### Task to carry out
Copy out the listing exactly.

### Data supplied
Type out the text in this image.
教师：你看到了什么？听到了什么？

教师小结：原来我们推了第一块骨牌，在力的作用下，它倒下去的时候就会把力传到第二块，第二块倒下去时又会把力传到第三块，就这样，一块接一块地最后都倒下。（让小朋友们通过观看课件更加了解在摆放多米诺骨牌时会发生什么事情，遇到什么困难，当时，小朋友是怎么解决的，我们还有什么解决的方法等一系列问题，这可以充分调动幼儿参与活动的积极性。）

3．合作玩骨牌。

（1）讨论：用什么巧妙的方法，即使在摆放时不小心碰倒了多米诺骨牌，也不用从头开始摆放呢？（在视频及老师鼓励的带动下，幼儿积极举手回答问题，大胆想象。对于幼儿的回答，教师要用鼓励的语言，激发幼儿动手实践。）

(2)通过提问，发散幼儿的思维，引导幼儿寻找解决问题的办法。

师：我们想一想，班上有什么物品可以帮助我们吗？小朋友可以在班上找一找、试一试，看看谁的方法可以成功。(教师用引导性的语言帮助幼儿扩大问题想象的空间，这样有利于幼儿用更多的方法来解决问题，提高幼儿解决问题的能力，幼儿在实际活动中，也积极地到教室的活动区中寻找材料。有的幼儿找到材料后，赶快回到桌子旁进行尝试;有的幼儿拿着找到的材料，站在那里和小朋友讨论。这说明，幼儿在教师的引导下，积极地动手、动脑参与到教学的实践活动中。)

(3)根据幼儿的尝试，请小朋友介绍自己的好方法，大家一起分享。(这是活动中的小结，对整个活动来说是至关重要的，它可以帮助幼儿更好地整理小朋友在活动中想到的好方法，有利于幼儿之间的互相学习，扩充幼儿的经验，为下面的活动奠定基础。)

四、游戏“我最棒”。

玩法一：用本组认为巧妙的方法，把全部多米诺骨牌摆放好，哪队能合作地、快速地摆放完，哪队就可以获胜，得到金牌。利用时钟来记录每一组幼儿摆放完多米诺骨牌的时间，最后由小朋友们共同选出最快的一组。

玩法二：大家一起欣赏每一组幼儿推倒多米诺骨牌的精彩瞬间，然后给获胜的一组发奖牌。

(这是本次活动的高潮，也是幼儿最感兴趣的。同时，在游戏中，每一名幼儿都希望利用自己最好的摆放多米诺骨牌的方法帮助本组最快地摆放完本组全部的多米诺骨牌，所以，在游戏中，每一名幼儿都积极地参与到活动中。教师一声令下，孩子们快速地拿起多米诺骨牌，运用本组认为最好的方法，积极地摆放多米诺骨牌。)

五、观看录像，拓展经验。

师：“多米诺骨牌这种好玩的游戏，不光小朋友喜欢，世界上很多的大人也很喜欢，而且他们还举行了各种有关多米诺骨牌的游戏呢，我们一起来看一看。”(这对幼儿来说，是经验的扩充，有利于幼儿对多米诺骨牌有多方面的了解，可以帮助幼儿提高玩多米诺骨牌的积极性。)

### Reply
Type out the text in this image.
教师：你看到了什么？听到了什么？

教师小结：原来我们推了第一块骨牌，在力的作用下，它倒下去的时候就会把力传到第二块，第二块倒下去时又会把力传到第三块，就这样，一块接一块地最后都倒下。（让小朋友们通过观看课件更加了解在摆放多米诺骨牌时会发生什么事情，遇到什么困难，当时，小朋友是怎么解决的，我们还有什么解决的方法等一系列问题，这可以充分调动幼儿参与活动的积极性。）

3．合作玩骨牌。

（1）讨论：用什么巧妙的方法，即使在摆放时不小心碰倒了多米诺骨牌，也不用从头开始摆放呢？（在视频及老师鼓励的带动下，幼儿积极举手回答问题，大胆想象。对于幼儿的回答，教师要用鼓励的语言，激发幼儿动手实践。）

(2)通过提问，发散幼儿的思维，引导幼儿寻找解决问题的办法。

师：我们想一想，班上有什么物品可以帮助我们吗？小朋友可以在班上找一找、试一试，看看谁的方法可以成功。(教师用引导性的语言帮助幼儿扩大问题想象的空间，这样有利于幼儿用更多的方法来解决问题，提高幼儿解决问题的能力，幼儿在实际活动中，也积极地到教室的活动区中寻找材料。有的幼儿找到材料后，赶快回到桌子旁进行尝试;有的幼儿拿着找到的材料，站在那里和小朋友讨论。这说明，幼儿在教师的引导下，积极地动手、动脑参与到教学的实践活动中。)

(3)根据幼儿的尝试，请小朋友介绍自己的好方法，大家一起分享。(这是活动中的小结，对整个活动来说是至关重要的，它可以帮助幼儿更好地整理小朋友在活动中想到的好方法，有利于幼儿之间的互相学习，扩充幼儿的经验，为下面的活动奠定基础。)

四、游戏“我最棒”。

玩法一：用本组认为巧妙的方法，把全部多米诺骨牌摆放好，哪队能合作地、快速地摆放完，哪队就可以获胜，得到金牌。利用时钟来记录每一组幼儿摆放完多米诺骨牌的时间，最后由小朋友们共同选出最快的一组。

玩法二：大家一起欣赏每一组幼儿推倒多米诺骨牌的精彩瞬间，然后给获胜的一组发奖牌。

(这是本次活动的高潮，也是幼儿最感兴趣的。同时，在游戏中，每一名幼儿都希望利用自己最好的摆放多米诺骨牌的方法帮助本组最快地摆放完本组全部的多米诺骨牌，所以，在游戏中，每一名幼儿都积极地参与到活动中。教师一声令下，孩子们快速地拿起多米诺骨牌，运用本组认为最好的方法，积极地摆放多米诺骨牌。)

五、观看录像，拓展经验。

师：“多米诺骨牌这种好玩的游戏，不光小朋友喜欢，世界上很多的大人也很喜欢，而且他们还举行了各种有关多米诺骨牌的游戏呢，我们一起来看一看。”(这对幼儿来说，是经验的扩充，有利于幼儿对多米诺骨牌有多方面的了解，可以帮助幼儿提高玩多米诺骨牌的积极性。)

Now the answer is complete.